━━━━━ DATASET EXTRACT

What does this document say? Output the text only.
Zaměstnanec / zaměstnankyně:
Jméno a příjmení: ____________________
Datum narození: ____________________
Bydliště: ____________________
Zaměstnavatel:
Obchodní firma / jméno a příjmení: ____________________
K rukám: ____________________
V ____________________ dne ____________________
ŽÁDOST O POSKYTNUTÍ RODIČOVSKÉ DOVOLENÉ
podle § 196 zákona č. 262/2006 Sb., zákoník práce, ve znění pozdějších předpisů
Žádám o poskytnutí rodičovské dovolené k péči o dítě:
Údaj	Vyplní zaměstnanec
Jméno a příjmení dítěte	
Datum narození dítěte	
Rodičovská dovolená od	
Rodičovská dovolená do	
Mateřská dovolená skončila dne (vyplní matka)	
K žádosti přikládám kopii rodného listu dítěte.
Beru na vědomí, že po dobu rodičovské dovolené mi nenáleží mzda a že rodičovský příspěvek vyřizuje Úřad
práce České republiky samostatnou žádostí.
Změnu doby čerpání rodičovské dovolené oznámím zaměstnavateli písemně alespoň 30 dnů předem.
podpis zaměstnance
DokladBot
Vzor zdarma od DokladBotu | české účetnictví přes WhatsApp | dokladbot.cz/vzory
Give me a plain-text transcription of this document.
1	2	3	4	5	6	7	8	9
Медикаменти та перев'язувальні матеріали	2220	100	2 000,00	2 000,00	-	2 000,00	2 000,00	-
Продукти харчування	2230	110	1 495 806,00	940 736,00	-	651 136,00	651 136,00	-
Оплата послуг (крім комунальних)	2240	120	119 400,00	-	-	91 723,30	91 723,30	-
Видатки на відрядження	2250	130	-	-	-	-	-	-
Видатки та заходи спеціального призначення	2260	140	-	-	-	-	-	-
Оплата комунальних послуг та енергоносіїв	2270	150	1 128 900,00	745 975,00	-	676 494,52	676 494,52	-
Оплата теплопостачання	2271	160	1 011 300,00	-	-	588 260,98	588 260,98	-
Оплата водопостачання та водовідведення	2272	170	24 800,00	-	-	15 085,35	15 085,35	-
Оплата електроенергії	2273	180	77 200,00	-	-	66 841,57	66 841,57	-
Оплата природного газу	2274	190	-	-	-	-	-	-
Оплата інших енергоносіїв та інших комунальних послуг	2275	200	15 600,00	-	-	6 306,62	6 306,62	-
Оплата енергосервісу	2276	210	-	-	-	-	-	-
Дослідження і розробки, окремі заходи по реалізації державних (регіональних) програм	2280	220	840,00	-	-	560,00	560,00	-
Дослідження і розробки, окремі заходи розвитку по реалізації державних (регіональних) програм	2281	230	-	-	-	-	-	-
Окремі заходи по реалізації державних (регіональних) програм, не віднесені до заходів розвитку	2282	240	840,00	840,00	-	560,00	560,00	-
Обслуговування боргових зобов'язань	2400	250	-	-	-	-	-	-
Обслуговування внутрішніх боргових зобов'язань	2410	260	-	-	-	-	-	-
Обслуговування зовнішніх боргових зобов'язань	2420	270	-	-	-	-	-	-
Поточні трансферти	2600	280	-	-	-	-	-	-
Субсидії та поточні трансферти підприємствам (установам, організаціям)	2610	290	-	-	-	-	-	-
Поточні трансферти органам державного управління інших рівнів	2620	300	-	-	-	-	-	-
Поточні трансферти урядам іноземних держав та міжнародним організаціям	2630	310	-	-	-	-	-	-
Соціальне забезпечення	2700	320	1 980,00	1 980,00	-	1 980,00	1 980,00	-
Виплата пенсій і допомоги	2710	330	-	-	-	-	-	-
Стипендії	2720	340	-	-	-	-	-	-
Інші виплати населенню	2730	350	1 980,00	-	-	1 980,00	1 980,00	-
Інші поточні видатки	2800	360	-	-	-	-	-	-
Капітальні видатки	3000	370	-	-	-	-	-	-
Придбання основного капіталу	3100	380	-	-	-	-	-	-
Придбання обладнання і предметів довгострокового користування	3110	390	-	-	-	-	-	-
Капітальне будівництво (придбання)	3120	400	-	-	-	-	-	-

━━━━━━━━━━
━━━━━ DATASET EXTRACT

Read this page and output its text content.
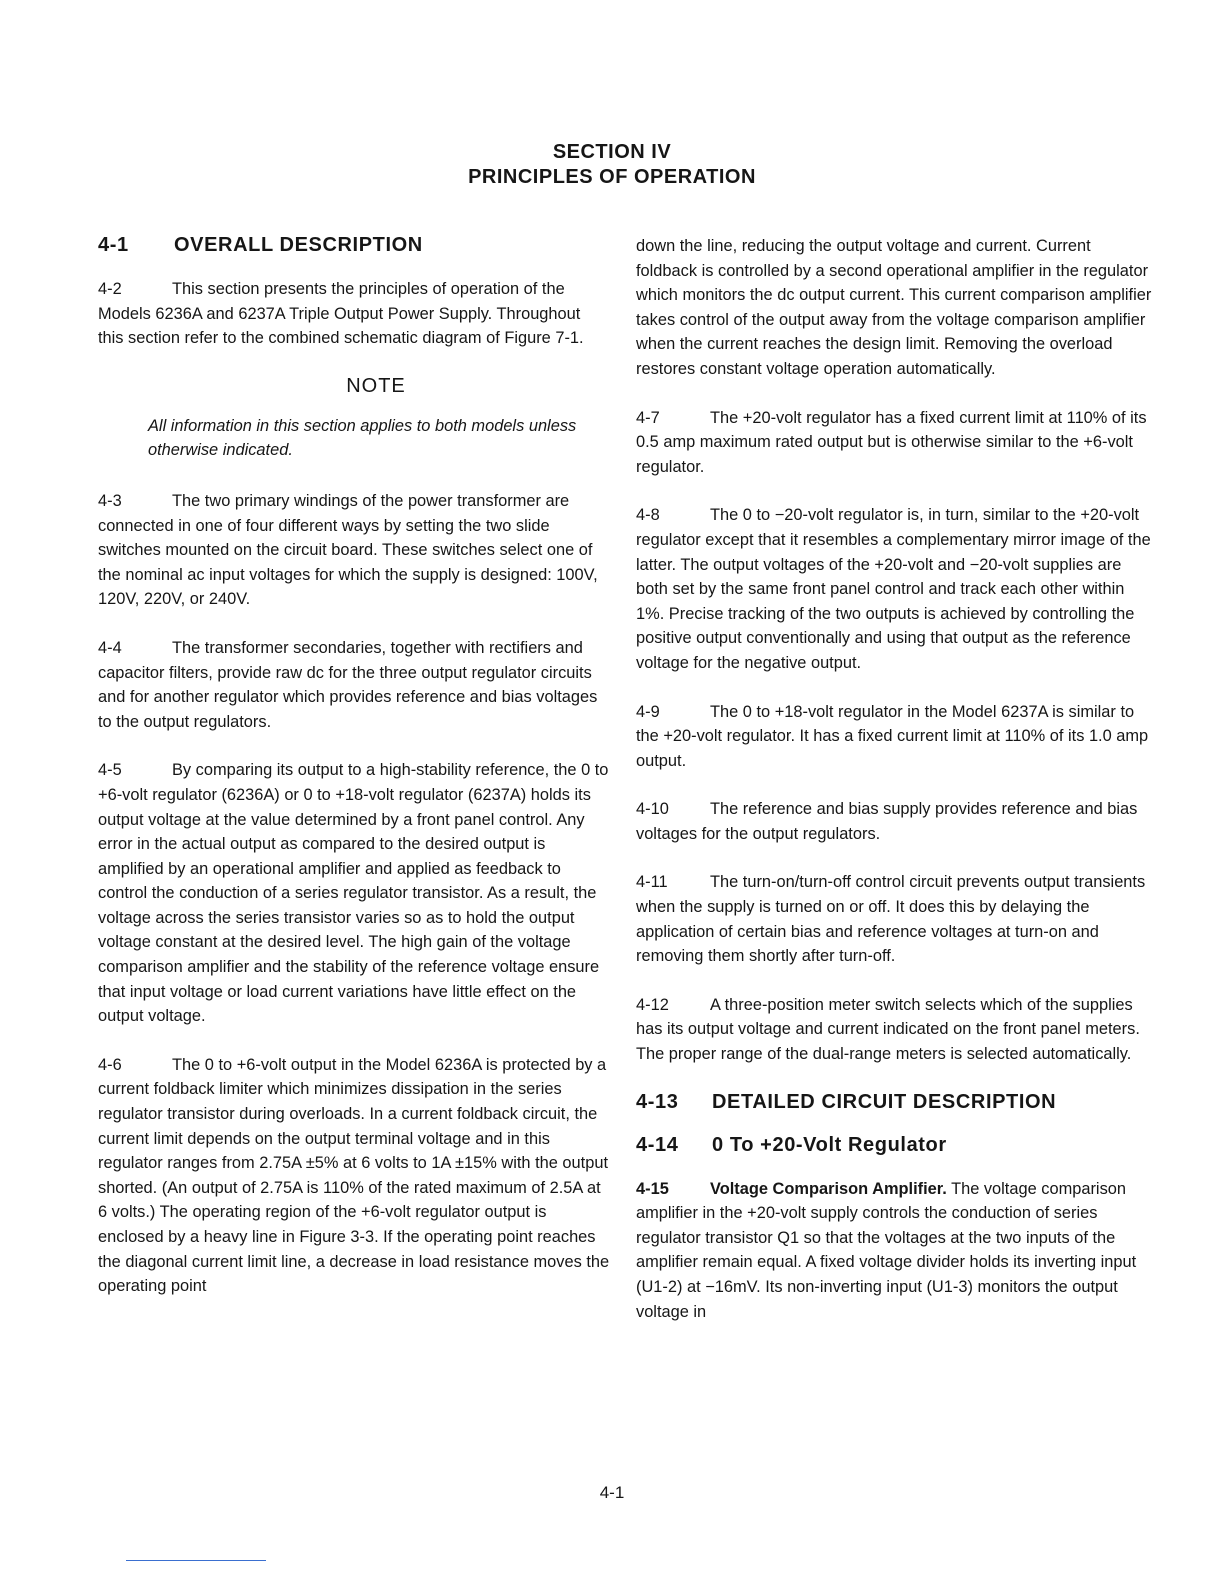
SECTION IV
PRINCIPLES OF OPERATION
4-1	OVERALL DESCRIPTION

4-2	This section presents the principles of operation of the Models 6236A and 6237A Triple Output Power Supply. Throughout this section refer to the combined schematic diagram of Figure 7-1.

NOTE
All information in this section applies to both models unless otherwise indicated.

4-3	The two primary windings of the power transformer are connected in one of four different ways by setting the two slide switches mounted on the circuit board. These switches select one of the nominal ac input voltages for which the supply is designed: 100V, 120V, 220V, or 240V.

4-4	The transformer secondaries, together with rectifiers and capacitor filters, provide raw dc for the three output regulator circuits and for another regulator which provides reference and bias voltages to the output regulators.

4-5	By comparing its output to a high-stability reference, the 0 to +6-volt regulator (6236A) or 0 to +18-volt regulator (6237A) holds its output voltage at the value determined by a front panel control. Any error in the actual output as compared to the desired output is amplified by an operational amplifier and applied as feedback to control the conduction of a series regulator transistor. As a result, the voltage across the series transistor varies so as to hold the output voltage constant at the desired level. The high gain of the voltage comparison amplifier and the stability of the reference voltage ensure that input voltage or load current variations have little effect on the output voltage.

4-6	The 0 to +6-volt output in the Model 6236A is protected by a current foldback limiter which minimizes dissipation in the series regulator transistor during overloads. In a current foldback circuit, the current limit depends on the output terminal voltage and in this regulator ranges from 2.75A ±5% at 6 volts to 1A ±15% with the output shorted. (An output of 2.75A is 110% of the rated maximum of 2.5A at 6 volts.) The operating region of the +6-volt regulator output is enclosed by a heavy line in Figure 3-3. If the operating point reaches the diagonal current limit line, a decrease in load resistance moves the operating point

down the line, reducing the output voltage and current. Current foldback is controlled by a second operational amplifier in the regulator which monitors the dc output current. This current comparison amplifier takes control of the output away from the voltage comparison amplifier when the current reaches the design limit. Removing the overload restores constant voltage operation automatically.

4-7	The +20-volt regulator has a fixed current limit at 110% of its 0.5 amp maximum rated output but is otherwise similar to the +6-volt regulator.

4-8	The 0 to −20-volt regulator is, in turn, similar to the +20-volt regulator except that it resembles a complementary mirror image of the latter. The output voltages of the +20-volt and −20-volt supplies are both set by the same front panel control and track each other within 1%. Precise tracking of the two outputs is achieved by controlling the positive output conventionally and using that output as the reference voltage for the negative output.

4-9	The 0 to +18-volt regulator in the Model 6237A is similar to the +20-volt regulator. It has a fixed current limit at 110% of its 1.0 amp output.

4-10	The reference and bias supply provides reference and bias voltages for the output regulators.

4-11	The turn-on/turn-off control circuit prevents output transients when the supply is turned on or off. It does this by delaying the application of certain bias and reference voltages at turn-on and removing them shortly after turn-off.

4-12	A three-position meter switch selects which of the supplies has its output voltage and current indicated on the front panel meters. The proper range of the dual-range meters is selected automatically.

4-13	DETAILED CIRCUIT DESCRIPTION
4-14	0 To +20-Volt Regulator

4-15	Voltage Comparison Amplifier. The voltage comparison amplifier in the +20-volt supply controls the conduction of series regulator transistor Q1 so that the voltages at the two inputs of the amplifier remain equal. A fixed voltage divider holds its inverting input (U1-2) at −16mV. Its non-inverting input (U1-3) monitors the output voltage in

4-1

━━━━━━━━━━

## SET PROBLEM
Pull out each line of the entries that contains "from".

## RESPONSE TO THE TASK
4-6	The 0 to +6-volt output in the Model 6236A is protected by a current foldback limiter which minimizes dissipation in the series regulator transistor during overloads. In a current foldback circuit, the current limit depends on the output terminal voltage and in this regulator ranges from 2.75A ±5% at 6 volts to 1A ±15% with the output shorted. (An output of 2.75A is 110% of the rated maximum of 2.5A at 6 volts.) The operating region of the +6-volt regulator output is enclosed by a heavy line in Figure 3-3. If the operating point reaches the diagonal current limit line, a decrease in load resistance moves the operating point
down the line, reducing the output voltage and current. Current foldback is controlled by a second operational amplifier in the regulator which monitors the dc output current. This current comparison amplifier takes control of the output away from the voltage comparison amplifier when the current reaches the design limit. Removing the overload restores constant voltage operation automatically.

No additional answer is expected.